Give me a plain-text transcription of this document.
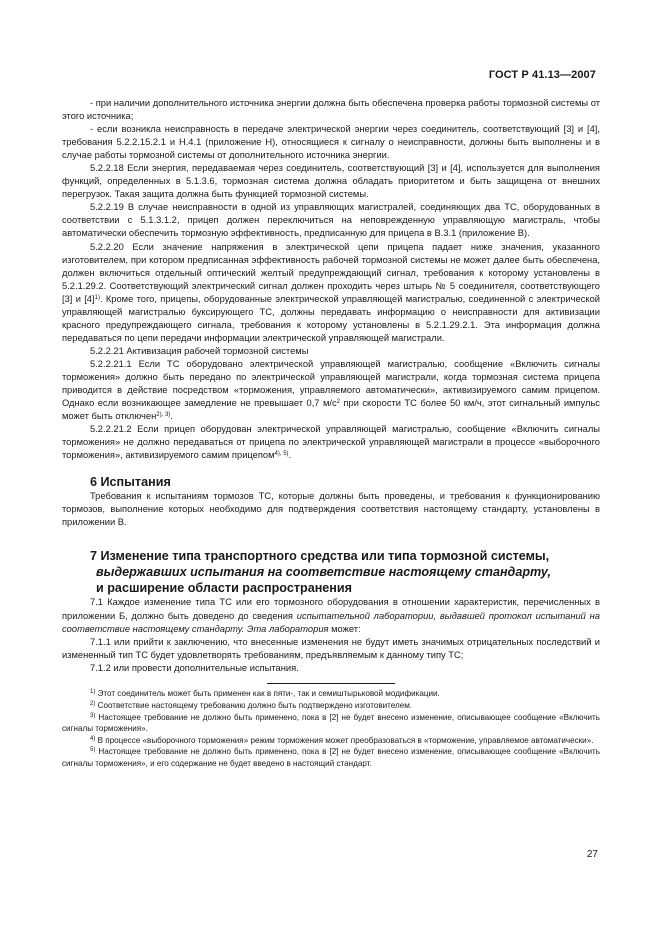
ГОСТ Р 41.13—2007

- при наличии дополнительного источника энергии должна быть обеспечена проверка работы тормозной системы от этого источника;

- если возникла неисправность в передаче электрической энергии через соединитель, соответствующий [3] и [4], требования 5.2.2.15.2.1 и Н.4.1 (приложение Н), относящиеся к сигналу о неисправности, должны быть выполнены и в случае работы тормозной системы от дополнительного источника энергии.

5.2.2.18 Если энергия, передаваемая через соединитель, соответствующий [3] и [4], используется для выполнения функций, определенных в 5.1.3.6, тормозная система должна обладать приоритетом и быть защищена от внешних перегрузок. Такая защита должна быть функцией тормозной системы.

5.2.2.19 В случае неисправности в одной из управляющих магистралей, соединяющих два ТС, оборудованных в соответствии с 5.1.3.1.2, прицеп должен переключиться на неповрежденную управляющую магистраль, чтобы автоматически обеспечить тормозную эффективность, предписанную для прицепа в В.3.1 (приложение В).

5.2.2.20 Если значение напряжения в электрической цепи прицепа падает ниже значения, указанного изготовителем, при котором предписанная эффективность рабочей тормозной системы не может далее быть обеспечена, должен включиться отдельный оптический желтый предупреждающий сигнал, требования к которому установлены в 5.2.1.29.2. Соответствующий электрический сигнал должен проходить через штырь № 5 соединителя, соответствующего [3] и $[4]^{1)}$. Кроме того, прицепы, оборудованные электрической управляющей магистралью, соединенной с электрической управляющей магистралью буксирующего ТС, должны передавать информацию о неисправности для активизации красного предупреждающего сигнала, требования к которому установлены в 5.2.1.29.2.1. Эта информация должна передаваться по цепи передачи информации электрической управляющей магистрали.

5.2.2.21 Активизация рабочей тормозной системы

5.2.2.21.1 Если ТС оборудовано электрической управляющей магистралью, сообщение «Включить сигналы торможения» должно быть передано по электрической управляющей магистрали, когда тормозная система прицепа приводится в действие посредством «торможения, управляемого автоматически», активизируемого самим прицепом. Однако если возникающее замедление не превышает 0,7 $м/с^2$ при скорости ТС более 50 км/ч, этот сигнальный импульс может быть отключен$^{2), 3)}$.

5.2.2.21.2 Если прицеп оборудован электрической управляющей магистралью, сообщение «Включить сигналы торможения» не должно передаваться от прицепа по электрической управляющей магистрали в процессе «выборочного торможения», активизируемого самим прицепом$^{4), 5)}$.

6 Испытания

Требования к испытаниям тормозов ТС, которые должны быть проведены, и требования к функционированию тормозов, выполнение которых необходимо для подтверждения соответствия настоящему стандарту, установлены в приложении В.

7 Изменение типа транспортного средства или типа тормозной системы,
выдержавших испытания на соответствие настоящему стандарту,
и расширение области распространения

7.1 Каждое изменение типа ТС или его тормозного оборудования в отношении характеристик, перечисленных в приложении Б, должно быть доведено до сведения испытательной лаборатории, выдавшей протокол испытаний на соответствие настоящему стандарту. Эта лаборатория может:

7.1.1 или прийти к заключению, что внесенные изменения не будут иметь значимых отрицательных последствий и измененный тип ТС будет удовлетворять требованиям, предъявляемым к данному типу ТС;

7.1.2 или провести дополнительные испытания.

$^{1)}$ Этот соединитель может быть применен как в пяти-, так и семиштырьковой модификации.

$^{2)}$ Соответствие настоящему требованию должно быть подтверждено изготовителем.

$^{3)}$ Настоящее требование не должно быть применено, пока в [2] не будет внесено изменение, описывающее сообщение «Включить сигналы торможения».

$^{4)}$ В процессе «выборочного торможения» режим торможения может преобразоваться в «торможение, управляемое автоматически».

$^{5)}$ Настоящее требование не должно быть применено, пока в [2] не будет внесено изменение, описывающее сообщение «Включить сигналы торможения», и его содержание не будет введено в настоящий стандарт.

27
------------------------------
Stated exercise ▸ Using the entries above, return each line in which the word "активизируемого" occurs.

The response ▸
5.2.2.21.1 Если ТС оборудовано электрической управляющей магистралью, сообщение «Включить сигналы торможения» должно быть передано по электрической управляющей магистрали, когда тормозная система прицепа приводится в действие посредством «торможения, управляемого автоматически», активизируемого самим прицепом. Однако если возникающее замедление не превышает 0,7 $м/с^2$ при скорости ТС более 50 км/ч, этот сигнальный импульс может быть отключен$^{2), 3)}$.
5.2.2.21.2 Если прицеп оборудован электрической управляющей магистралью, сообщение «Включить сигналы торможения» не должно передаваться от прицепа по электрической управляющей магистрали в процессе «выборочного торможения», активизируемого самим прицепом$^{4), 5)}$.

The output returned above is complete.